▶ _Work to be completed_:
Below is a listing; copy all of it exactly.
** Start **
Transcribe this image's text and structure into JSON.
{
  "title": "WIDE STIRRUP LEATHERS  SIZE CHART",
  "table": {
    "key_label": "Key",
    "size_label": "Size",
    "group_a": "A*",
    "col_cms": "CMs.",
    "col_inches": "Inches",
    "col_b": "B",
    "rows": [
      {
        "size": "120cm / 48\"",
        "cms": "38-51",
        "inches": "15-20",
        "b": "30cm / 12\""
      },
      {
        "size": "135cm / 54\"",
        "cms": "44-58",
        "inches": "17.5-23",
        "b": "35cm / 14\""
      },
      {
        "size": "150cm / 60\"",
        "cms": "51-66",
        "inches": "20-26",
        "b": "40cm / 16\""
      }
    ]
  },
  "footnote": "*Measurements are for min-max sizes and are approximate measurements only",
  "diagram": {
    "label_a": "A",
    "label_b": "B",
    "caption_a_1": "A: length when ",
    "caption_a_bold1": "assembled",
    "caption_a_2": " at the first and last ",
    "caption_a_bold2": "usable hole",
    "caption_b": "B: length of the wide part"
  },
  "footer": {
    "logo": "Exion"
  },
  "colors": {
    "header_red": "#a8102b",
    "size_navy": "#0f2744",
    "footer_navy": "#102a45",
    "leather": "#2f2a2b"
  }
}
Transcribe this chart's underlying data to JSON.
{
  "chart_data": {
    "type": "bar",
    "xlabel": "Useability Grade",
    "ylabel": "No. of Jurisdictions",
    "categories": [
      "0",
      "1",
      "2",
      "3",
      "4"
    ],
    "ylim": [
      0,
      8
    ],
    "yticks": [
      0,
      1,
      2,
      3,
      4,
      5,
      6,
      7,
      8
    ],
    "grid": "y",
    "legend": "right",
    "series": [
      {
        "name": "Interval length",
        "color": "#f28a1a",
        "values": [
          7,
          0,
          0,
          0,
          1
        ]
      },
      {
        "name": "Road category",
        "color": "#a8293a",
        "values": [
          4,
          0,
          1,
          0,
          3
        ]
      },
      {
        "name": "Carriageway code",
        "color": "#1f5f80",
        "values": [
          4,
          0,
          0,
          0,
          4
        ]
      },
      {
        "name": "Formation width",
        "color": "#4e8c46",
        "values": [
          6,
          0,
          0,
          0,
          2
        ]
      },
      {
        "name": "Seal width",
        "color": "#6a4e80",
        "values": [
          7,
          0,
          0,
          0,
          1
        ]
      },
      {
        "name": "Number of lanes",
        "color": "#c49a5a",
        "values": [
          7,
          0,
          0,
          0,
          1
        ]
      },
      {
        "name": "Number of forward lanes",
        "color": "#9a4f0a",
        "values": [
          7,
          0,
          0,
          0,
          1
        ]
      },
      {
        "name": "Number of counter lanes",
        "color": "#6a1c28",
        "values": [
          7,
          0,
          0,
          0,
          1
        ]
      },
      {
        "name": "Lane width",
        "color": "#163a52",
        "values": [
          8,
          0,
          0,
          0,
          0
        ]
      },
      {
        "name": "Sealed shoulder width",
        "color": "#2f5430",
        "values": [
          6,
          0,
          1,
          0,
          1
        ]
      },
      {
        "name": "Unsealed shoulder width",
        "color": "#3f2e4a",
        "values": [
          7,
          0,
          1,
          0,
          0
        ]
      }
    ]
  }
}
** End **
▶ _Answer_:
Transcribe this image's text and structure into JSON.
{
  "title": "WIDE STIRRUP LEATHERS  SIZE CHART",
  "table": {
    "key_label": "Key",
    "size_label": "Size",
    "group_a": "A*",
    "col_cms": "CMs.",
    "col_inches": "Inches",
    "col_b": "B",
    "rows": [
      {
        "size": "120cm / 48\"",
        "cms": "38-51",
        "inches": "15-20",
        "b": "30cm / 12\""
      },
      {
        "size": "135cm / 54\"",
        "cms": "44-58",
        "inches": "17.5-23",
        "b": "35cm / 14\""
      },
      {
        "size": "150cm / 60\"",
        "cms": "51-66",
        "inches": "20-26",
        "b": "40cm / 16\""
      }
    ]
  },
  "footnote": "*Measurements are for min-max sizes and are approximate measurements only",
  "diagram": {
    "label_a": "A",
    "label_b": "B",
    "caption_a_1": "A: length when ",
    "caption_a_bold1": "assembled",
    "caption_a_2": " at the first and last ",
    "caption_a_bold2": "usable hole",
    "caption_b": "B: length of the wide part"
  },
  "footer": {
    "logo": "Exion"
  },
  "colors": {
    "header_red": "#a8102b",
    "size_navy": "#0f2744",
    "footer_navy": "#102a45",
    "leather": "#2f2a2b"
  }
}
Transcribe this chart's underlying data to JSON.
{
  "chart_data": {
    "type": "bar",
    "xlabel": "Useability Grade",
    "ylabel": "No. of Jurisdictions",
    "categories": [
      "0",
      "1",
      "2",
      "3",
      "4"
    ],
    "ylim": [
      0,
      8
    ],
    "yticks": [
      0,
      1,
      2,
      3,
      4,
      5,
      6,
      7,
      8
    ],
    "grid": "y",
    "legend": "right",
    "series": [
      {
        "name": "Interval length",
        "color": "#f28a1a",
        "values": [
          7,
          0,
          0,
          0,
          1
        ]
      },
      {
        "name": "Road category",
        "color": "#a8293a",
        "values": [
          4,
          0,
          1,
          0,
          3
        ]
      },
      {
        "name": "Carriageway code",
        "color": "#1f5f80",
        "values": [
          4,
          0,
          0,
          0,
          4
        ]
      },
      {
        "name": "Formation width",
        "color": "#4e8c46",
        "values": [
          6,
          0,
          0,
          0,
          2
        ]
      },
      {
        "name": "Seal width",
        "color": "#6a4e80",
        "values": [
          7,
          0,
          0,
          0,
          1
        ]
      },
      {
        "name": "Number of lanes",
        "color": "#c49a5a",
        "values": [
          7,
          0,
          0,
          0,
          1
        ]
      },
      {
        "name": "Number of forward lanes",
        "color": "#9a4f0a",
        "values": [
          7,
          0,
          0,
          0,
          1
        ]
      },
      {
        "name": "Number of counter lanes",
        "color": "#6a1c28",
        "values": [
          7,
          0,
          0,
          0,
          1
        ]
      },
      {
        "name": "Lane width",
        "color": "#163a52",
        "values": [
          8,
          0,
          0,
          0,
          0
        ]
      },
      {
        "name": "Sealed shoulder width",
        "color": "#2f5430",
        "values": [
          6,
          0,
          1,
          0,
          1
        ]
      },
      {
        "name": "Unsealed shoulder width",
        "color": "#3f2e4a",
        "values": [
          7,
          0,
          1,
          0,
          0
        ]
      }
    ]
  }
}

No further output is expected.